## EXERCISE INSTRUCTIONS:
Would you pull out every line of the material that contains the string "this"?

## ITEMS:
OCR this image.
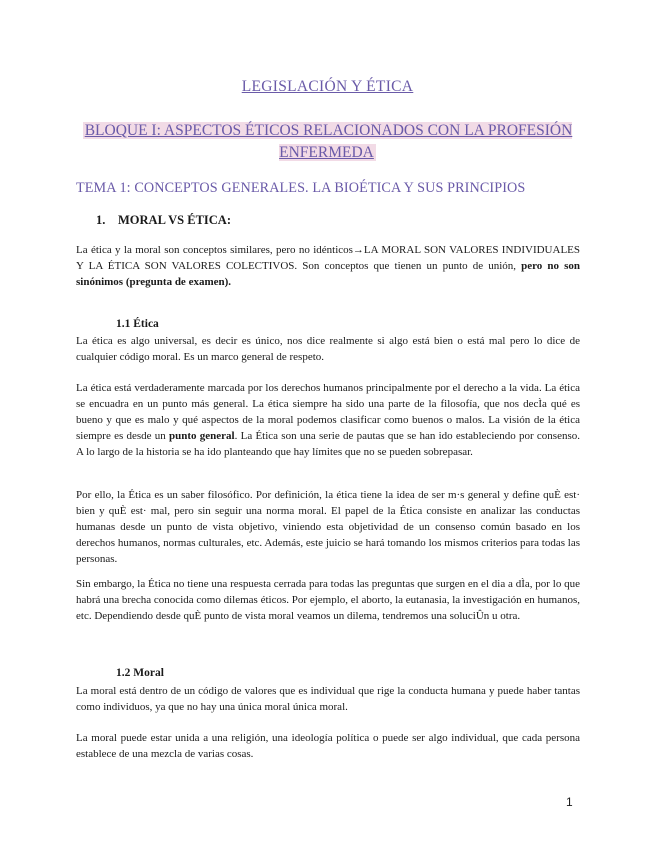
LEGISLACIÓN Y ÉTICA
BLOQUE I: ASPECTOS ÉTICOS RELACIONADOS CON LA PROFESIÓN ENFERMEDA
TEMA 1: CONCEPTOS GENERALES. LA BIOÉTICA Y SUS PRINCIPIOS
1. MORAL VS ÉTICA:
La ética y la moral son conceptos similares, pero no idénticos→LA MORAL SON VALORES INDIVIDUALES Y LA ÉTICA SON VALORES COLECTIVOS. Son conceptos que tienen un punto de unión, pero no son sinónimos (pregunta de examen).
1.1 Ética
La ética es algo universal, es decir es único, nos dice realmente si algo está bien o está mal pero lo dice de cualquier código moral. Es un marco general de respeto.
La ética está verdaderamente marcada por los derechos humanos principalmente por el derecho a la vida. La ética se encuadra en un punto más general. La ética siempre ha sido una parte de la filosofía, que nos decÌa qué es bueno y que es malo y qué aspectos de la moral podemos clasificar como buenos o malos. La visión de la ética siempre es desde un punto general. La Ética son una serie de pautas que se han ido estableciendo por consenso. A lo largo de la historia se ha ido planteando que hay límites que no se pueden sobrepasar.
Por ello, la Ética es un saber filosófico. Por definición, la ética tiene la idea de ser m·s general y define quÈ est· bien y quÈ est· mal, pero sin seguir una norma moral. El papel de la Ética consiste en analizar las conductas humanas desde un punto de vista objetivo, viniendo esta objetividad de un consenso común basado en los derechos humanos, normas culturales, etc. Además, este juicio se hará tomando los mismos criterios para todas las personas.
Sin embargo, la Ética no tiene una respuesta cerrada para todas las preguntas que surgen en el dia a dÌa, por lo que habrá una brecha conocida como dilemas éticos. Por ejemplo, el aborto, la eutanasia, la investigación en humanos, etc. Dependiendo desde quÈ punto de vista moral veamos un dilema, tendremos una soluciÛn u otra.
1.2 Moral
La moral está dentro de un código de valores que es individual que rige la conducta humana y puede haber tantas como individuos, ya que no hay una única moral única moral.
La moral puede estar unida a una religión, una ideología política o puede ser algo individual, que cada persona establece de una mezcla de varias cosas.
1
...
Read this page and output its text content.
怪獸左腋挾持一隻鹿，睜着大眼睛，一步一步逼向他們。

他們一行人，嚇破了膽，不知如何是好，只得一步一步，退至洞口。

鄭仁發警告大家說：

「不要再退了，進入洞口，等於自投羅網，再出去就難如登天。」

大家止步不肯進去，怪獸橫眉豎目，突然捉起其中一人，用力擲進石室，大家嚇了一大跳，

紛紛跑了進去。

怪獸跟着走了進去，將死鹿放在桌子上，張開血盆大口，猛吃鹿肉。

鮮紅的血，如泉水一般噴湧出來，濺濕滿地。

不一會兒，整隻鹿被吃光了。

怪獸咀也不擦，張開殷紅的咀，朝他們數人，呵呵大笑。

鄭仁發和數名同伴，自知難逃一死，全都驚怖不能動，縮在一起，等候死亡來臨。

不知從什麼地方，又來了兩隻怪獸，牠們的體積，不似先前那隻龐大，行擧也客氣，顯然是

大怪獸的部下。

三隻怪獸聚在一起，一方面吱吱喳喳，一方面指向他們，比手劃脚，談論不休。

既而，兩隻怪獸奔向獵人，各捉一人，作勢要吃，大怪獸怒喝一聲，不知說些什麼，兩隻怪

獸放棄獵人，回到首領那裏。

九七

## COMPLETED TASK:
OCR this image.
Read this page and output its text content.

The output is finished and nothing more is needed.